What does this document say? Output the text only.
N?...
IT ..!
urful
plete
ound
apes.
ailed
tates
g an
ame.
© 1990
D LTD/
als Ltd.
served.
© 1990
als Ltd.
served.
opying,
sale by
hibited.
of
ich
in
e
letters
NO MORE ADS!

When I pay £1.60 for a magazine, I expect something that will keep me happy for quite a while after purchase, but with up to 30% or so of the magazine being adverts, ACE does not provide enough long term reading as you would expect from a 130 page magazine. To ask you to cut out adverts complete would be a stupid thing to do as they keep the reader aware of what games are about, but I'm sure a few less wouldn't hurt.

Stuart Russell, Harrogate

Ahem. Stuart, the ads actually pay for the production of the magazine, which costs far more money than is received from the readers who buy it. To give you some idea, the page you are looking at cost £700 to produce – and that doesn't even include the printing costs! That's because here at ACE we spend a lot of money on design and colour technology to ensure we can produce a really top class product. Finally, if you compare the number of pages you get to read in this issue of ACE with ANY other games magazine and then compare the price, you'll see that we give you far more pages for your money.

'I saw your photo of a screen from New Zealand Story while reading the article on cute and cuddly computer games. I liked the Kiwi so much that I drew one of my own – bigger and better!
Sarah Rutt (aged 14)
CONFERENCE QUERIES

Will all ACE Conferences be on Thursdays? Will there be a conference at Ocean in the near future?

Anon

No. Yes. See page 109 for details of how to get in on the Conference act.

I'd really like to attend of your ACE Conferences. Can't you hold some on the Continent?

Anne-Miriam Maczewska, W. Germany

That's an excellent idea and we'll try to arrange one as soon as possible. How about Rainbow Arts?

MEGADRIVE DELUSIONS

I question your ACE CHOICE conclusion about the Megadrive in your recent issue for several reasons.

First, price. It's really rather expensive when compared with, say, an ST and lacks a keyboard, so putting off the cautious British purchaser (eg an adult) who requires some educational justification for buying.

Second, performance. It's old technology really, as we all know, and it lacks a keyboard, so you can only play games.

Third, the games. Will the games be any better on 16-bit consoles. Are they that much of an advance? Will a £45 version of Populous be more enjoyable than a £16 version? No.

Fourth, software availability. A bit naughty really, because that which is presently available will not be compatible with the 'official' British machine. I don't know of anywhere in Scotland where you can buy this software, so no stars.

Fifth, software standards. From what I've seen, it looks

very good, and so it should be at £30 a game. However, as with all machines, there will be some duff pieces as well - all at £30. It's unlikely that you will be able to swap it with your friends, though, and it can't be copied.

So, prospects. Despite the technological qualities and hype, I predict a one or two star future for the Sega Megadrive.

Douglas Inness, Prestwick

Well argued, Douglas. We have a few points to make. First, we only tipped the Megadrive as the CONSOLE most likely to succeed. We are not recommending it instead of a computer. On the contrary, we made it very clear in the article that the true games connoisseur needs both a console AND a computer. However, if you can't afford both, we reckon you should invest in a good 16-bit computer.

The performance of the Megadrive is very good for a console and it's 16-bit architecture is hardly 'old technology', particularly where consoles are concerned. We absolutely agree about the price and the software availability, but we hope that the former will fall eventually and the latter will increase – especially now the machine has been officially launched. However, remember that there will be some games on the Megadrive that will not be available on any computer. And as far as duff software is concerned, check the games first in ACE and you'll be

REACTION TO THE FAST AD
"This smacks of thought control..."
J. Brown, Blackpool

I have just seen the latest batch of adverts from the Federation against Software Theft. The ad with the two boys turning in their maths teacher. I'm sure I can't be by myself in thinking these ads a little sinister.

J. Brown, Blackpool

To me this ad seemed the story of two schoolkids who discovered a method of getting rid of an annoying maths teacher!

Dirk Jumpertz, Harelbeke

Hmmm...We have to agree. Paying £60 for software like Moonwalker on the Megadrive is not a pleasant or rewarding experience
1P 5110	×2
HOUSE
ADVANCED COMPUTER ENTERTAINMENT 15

• [GIVEN TASK]
Write out the complete set of records exactly as given.

• [WORKED ANSWER]
What does this document say? Output the text only.
N?...
IT ..!
urful
plete
ound
apes.
ailed
tates
g an
ame.
© 1990
D LTD/
als Ltd.
served.
© 1990
als Ltd.
served.
opying,
sale by
hibited.
of
ich
in
e
letters
NO MORE ADS!

When I pay £1.60 for a magazine, I expect something that will keep me happy for quite a while after purchase, but with up to 30% or so of the magazine being adverts, ACE does not provide enough long term reading as you would expect from a 130 page magazine. To ask you to cut out adverts complete would be a stupid thing to do as they keep the reader aware of what games are about, but I'm sure a few less wouldn't hurt.

Stuart Russell, Harrogate

Ahem. Stuart, the ads actually pay for the production of the magazine, which costs far more money than is received from the readers who buy it. To give you some idea, the page you are looking at cost £700 to produce – and that doesn't even include the printing costs! That's because here at ACE we spend a lot of money on design and colour technology to ensure we can produce a really top class product. Finally, if you compare the number of pages you get to read in this issue of ACE with ANY other games magazine and then compare the price, you'll see that we give you far more pages for your money.

'I saw your photo of a screen from New Zealand Story while reading the article on cute and cuddly computer games. I liked the Kiwi so much that I drew one of my own – bigger and better!
Sarah Rutt (aged 14)
CONFERENCE QUERIES

Will all ACE Conferences be on Thursdays? Will there be a conference at Ocean in the near future?

Anon

No. Yes. See page 109 for details of how to get in on the Conference act.

I'd really like to attend of your ACE Conferences. Can't you hold some on the Continent?

Anne-Miriam Maczewska, W. Germany

That's an excellent idea and we'll try to arrange one as soon as possible. How about Rainbow Arts?

MEGADRIVE DELUSIONS

I question your ACE CHOICE conclusion about the Megadrive in your recent issue for several reasons.

First, price. It's really rather expensive when compared with, say, an ST and lacks a keyboard, so putting off the cautious British purchaser (eg an adult) who requires some educational justification for buying.

Second, performance. It's old technology really, as we all know, and it lacks a keyboard, so you can only play games.

Third, the games. Will the games be any better on 16-bit consoles. Are they that much of an advance? Will a £45 version of Populous be more enjoyable than a £16 version? No.

Fourth, software availability. A bit naughty really, because that which is presently available will not be compatible with the 'official' British machine. I don't know of anywhere in Scotland where you can buy this software, so no stars.

Fifth, software standards. From what I've seen, it looks

very good, and so it should be at £30 a game. However, as with all machines, there will be some duff pieces as well - all at £30. It's unlikely that you will be able to swap it with your friends, though, and it can't be copied.

So, prospects. Despite the technological qualities and hype, I predict a one or two star future for the Sega Megadrive.

Douglas Inness, Prestwick

Well argued, Douglas. We have a few points to make. First, we only tipped the Megadrive as the CONSOLE most likely to succeed. We are not recommending it instead of a computer. On the contrary, we made it very clear in the article that the true games connoisseur needs both a console AND a computer. However, if you can't afford both, we reckon you should invest in a good 16-bit computer.

The performance of the Megadrive is very good for a console and it's 16-bit architecture is hardly 'old technology', particularly where consoles are concerned. We absolutely agree about the price and the software availability, but we hope that the former will fall eventually and the latter will increase – especially now the machine has been officially launched. However, remember that there will be some games on the Megadrive that will not be available on any computer. And as far as duff software is concerned, check the games first in ACE and you'll be

REACTION TO THE FAST AD
"This smacks of thought control..."
J. Brown, Blackpool

I have just seen the latest batch of adverts from the Federation against Software Theft. The ad with the two boys turning in their maths teacher. I'm sure I can't be by myself in thinking these ads a little sinister.

J. Brown, Blackpool

To me this ad seemed the story of two schoolkids who discovered a method of getting rid of an annoying maths teacher!

Dirk Jumpertz, Harelbeke

Hmmm...We have to agree. Paying £60 for software like Moonwalker on the Megadrive is not a pleasant or rewarding experience
1P 5110	×2
HOUSE
ADVANCED COMPUTER ENTERTAINMENT 15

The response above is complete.